Task objective
Please write out the complete listing that follows, exactly as it reads.

Dataset rows
<<<<

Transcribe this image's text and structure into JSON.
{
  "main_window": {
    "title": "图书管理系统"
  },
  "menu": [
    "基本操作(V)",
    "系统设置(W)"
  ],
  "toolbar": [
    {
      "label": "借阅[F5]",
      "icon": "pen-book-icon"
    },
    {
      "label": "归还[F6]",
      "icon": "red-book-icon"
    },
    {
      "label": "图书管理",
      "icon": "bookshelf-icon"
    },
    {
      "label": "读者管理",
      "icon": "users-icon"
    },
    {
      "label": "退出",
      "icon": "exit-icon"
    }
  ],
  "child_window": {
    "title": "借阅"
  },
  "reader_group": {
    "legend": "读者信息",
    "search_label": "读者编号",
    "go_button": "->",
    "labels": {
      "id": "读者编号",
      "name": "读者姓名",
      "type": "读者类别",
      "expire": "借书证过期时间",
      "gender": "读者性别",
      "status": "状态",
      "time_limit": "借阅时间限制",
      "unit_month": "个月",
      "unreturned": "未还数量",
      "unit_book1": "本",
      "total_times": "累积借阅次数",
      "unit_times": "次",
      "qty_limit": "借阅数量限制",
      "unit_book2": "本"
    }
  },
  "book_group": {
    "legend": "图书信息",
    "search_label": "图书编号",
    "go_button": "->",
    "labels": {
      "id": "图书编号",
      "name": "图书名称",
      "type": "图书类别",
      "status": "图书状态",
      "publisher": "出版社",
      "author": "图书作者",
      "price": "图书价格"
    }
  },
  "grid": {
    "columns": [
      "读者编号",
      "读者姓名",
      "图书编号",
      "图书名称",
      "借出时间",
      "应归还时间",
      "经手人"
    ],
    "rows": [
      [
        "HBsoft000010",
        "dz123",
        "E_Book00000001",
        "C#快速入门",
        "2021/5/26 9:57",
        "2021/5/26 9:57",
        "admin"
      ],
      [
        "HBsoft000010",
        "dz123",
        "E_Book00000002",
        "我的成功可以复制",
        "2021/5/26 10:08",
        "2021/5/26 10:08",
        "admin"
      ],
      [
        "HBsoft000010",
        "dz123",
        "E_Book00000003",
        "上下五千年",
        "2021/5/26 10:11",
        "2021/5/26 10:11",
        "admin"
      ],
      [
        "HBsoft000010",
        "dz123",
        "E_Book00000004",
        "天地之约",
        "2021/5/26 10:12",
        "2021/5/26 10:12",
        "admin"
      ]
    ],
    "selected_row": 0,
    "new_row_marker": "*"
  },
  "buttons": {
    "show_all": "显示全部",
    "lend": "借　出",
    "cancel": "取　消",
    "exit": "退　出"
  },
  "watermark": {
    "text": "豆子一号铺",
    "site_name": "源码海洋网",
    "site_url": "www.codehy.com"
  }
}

>>>>

Answer for this exercise
Transcribe this image's text and structure into JSON.
{
  "main_window": {
    "title": "图书管理系统"
  },
  "menu": [
    "基本操作(V)",
    "系统设置(W)"
  ],
  "toolbar": [
    {
      "label": "借阅[F5]",
      "icon": "pen-book-icon"
    },
    {
      "label": "归还[F6]",
      "icon": "red-book-icon"
    },
    {
      "label": "图书管理",
      "icon": "bookshelf-icon"
    },
    {
      "label": "读者管理",
      "icon": "users-icon"
    },
    {
      "label": "退出",
      "icon": "exit-icon"
    }
  ],
  "child_window": {
    "title": "借阅"
  },
  "reader_group": {
    "legend": "读者信息",
    "search_label": "读者编号",
    "go_button": "->",
    "labels": {
      "id": "读者编号",
      "name": "读者姓名",
      "type": "读者类别",
      "expire": "借书证过期时间",
      "gender": "读者性别",
      "status": "状态",
      "time_limit": "借阅时间限制",
      "unit_month": "个月",
      "unreturned": "未还数量",
      "unit_book1": "本",
      "total_times": "累积借阅次数",
      "unit_times": "次",
      "qty_limit": "借阅数量限制",
      "unit_book2": "本"
    }
  },
  "book_group": {
    "legend": "图书信息",
    "search_label": "图书编号",
    "go_button": "->",
    "labels": {
      "id": "图书编号",
      "name": "图书名称",
      "type": "图书类别",
      "status": "图书状态",
      "publisher": "出版社",
      "author": "图书作者",
      "price": "图书价格"
    }
  },
  "grid": {
    "columns": [
      "读者编号",
      "读者姓名",
      "图书编号",
      "图书名称",
      "借出时间",
      "应归还时间",
      "经手人"
    ],
    "rows": [
      [
        "HBsoft000010",
        "dz123",
        "E_Book00000001",
        "C#快速入门",
        "2021/5/26 9:57",
        "2021/5/26 9:57",
        "admin"
      ],
      [
        "HBsoft000010",
        "dz123",
        "E_Book00000002",
        "我的成功可以复制",
        "2021/5/26 10:08",
        "2021/5/26 10:08",
        "admin"
      ],
      [
        "HBsoft000010",
        "dz123",
        "E_Book00000003",
        "上下五千年",
        "2021/5/26 10:11",
        "2021/5/26 10:11",
        "admin"
      ],
      [
        "HBsoft000010",
        "dz123",
        "E_Book00000004",
        "天地之约",
        "2021/5/26 10:12",
        "2021/5/26 10:12",
        "admin"
      ]
    ],
    "selected_row": 0,
    "new_row_marker": "*"
  },
  "buttons": {
    "show_all": "显示全部",
    "lend": "借　出",
    "cancel": "取　消",
    "exit": "退　出"
  },
  "watermark": {
    "text": "豆子一号铺",
    "site_name": "源码海洋网",
    "site_url": "www.codehy.com"
  }
}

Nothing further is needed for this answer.